# Work instructions
Find how many lines in the material hold the word "gradvist", then state that number and nothing more.

Stored data:
=-=-=

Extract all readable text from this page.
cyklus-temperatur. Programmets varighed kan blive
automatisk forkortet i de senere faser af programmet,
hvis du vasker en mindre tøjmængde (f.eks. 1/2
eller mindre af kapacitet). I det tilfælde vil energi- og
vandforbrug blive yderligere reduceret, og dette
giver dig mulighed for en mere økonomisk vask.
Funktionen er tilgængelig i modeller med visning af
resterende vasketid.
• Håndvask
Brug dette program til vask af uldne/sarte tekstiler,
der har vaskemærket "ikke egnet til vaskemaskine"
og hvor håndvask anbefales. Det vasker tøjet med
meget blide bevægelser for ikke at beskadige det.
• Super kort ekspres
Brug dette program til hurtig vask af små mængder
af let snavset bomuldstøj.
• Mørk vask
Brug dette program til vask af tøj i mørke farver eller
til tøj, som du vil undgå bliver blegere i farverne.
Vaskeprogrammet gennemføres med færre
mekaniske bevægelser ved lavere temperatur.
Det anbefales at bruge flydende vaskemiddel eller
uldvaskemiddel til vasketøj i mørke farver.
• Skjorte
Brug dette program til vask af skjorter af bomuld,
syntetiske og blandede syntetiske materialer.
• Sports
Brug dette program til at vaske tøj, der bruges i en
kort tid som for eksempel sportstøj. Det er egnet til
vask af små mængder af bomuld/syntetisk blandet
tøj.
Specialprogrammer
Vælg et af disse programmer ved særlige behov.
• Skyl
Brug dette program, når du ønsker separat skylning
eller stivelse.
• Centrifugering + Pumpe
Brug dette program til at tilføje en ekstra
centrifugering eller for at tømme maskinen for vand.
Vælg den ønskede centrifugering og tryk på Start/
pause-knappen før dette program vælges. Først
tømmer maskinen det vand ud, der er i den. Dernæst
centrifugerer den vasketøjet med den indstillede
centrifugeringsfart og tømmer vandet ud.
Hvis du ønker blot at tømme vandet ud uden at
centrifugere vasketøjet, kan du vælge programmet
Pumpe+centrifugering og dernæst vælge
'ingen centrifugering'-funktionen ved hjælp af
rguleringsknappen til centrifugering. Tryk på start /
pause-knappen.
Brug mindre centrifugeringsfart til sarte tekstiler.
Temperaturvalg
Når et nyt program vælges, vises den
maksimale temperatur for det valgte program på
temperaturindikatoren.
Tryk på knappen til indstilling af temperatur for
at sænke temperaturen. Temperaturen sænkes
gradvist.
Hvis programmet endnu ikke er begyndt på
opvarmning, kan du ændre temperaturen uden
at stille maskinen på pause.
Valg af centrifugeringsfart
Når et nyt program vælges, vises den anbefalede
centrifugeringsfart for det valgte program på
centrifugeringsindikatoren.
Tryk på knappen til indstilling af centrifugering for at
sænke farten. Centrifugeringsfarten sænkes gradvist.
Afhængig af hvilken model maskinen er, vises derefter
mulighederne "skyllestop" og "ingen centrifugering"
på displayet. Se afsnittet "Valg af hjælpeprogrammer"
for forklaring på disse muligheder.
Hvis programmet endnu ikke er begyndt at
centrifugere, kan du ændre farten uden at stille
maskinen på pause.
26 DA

=-=-=

# Result of this task
2